Your goal -
Restate the entries below verbatim.

Saved entries:
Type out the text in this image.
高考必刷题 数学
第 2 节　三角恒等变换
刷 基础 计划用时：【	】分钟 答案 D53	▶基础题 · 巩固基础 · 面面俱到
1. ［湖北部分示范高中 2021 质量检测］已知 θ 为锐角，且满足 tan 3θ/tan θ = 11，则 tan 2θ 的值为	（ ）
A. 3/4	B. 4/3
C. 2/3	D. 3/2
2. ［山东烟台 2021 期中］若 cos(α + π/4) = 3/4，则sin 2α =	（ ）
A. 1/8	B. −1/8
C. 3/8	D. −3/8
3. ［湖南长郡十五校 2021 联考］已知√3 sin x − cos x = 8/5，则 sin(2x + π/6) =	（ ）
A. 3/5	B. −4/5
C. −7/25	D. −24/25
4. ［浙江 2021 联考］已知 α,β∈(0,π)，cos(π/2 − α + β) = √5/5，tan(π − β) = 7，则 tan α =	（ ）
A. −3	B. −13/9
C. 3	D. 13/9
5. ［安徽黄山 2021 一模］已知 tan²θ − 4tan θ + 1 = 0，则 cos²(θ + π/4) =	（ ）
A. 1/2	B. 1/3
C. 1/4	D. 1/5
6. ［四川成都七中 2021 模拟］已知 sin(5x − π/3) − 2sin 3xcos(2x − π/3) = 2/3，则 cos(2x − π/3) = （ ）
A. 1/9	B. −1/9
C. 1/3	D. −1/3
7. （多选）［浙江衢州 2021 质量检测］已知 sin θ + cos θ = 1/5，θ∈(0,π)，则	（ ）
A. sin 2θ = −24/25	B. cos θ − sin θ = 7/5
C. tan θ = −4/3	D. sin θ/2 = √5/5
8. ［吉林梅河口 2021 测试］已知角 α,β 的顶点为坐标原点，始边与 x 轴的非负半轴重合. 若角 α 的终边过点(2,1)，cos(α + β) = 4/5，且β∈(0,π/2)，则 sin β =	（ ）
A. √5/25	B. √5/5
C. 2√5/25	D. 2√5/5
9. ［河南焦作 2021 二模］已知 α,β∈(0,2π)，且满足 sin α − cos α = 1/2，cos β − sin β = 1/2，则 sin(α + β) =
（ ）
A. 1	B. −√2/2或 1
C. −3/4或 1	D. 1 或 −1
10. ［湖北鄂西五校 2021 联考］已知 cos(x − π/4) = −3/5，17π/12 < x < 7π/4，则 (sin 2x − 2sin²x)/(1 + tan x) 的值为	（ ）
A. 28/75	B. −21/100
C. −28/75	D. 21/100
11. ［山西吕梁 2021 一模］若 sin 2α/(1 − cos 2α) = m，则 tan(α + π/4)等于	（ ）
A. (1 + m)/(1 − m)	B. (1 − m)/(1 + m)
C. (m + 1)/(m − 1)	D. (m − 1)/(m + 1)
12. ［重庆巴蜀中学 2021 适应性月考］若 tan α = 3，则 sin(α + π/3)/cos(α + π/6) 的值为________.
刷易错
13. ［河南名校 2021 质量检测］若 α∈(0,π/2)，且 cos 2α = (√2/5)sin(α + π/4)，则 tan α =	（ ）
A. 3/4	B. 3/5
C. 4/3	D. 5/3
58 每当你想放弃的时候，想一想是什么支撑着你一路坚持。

Result of this task -
Type out the text in this image.
高考必刷题 数学
第 2 节　三角恒等变换
刷 基础 计划用时：【	】分钟 答案 D53	▶基础题 · 巩固基础 · 面面俱到
1. ［湖北部分示范高中 2021 质量检测］已知 θ 为锐角，且满足 tan 3θ/tan θ = 11，则 tan 2θ 的值为	（ ）
A. 3/4	B. 4/3
C. 2/3	D. 3/2
2. ［山东烟台 2021 期中］若 cos(α + π/4) = 3/4，则sin 2α =	（ ）
A. 1/8	B. −1/8
C. 3/8	D. −3/8
3. ［湖南长郡十五校 2021 联考］已知√3 sin x − cos x = 8/5，则 sin(2x + π/6) =	（ ）
A. 3/5	B. −4/5
C. −7/25	D. −24/25
4. ［浙江 2021 联考］已知 α,β∈(0,π)，cos(π/2 − α + β) = √5/5，tan(π − β) = 7，则 tan α =	（ ）
A. −3	B. −13/9
C. 3	D. 13/9
5. ［安徽黄山 2021 一模］已知 tan²θ − 4tan θ + 1 = 0，则 cos²(θ + π/4) =	（ ）
A. 1/2	B. 1/3
C. 1/4	D. 1/5
6. ［四川成都七中 2021 模拟］已知 sin(5x − π/3) − 2sin 3xcos(2x − π/3) = 2/3，则 cos(2x − π/3) = （ ）
A. 1/9	B. −1/9
C. 1/3	D. −1/3
7. （多选）［浙江衢州 2021 质量检测］已知 sin θ + cos θ = 1/5，θ∈(0,π)，则	（ ）
A. sin 2θ = −24/25	B. cos θ − sin θ = 7/5
C. tan θ = −4/3	D. sin θ/2 = √5/5
8. ［吉林梅河口 2021 测试］已知角 α,β 的顶点为坐标原点，始边与 x 轴的非负半轴重合. 若角 α 的终边过点(2,1)，cos(α + β) = 4/5，且β∈(0,π/2)，则 sin β =	（ ）
A. √5/25	B. √5/5
C. 2√5/25	D. 2√5/5
9. ［河南焦作 2021 二模］已知 α,β∈(0,2π)，且满足 sin α − cos α = 1/2，cos β − sin β = 1/2，则 sin(α + β) =
（ ）
A. 1	B. −√2/2或 1
C. −3/4或 1	D. 1 或 −1
10. ［湖北鄂西五校 2021 联考］已知 cos(x − π/4) = −3/5，17π/12 < x < 7π/4，则 (sin 2x − 2sin²x)/(1 + tan x) 的值为	（ ）
A. 28/75	B. −21/100
C. −28/75	D. 21/100
11. ［山西吕梁 2021 一模］若 sin 2α/(1 − cos 2α) = m，则 tan(α + π/4)等于	（ ）
A. (1 + m)/(1 − m)	B. (1 − m)/(1 + m)
C. (m + 1)/(m − 1)	D. (m − 1)/(m + 1)
12. ［重庆巴蜀中学 2021 适应性月考］若 tan α = 3，则 sin(α + π/3)/cos(α + π/6) 的值为________.
刷易错
13. ［河南名校 2021 质量检测］若 α∈(0,π/2)，且 cos 2α = (√2/5)sin(α + π/4)，则 tan α =	（ ）
A. 3/4	B. 3/5
C. 4/3	D. 5/3
58 每当你想放弃的时候，想一想是什么支撑着你一路坚持。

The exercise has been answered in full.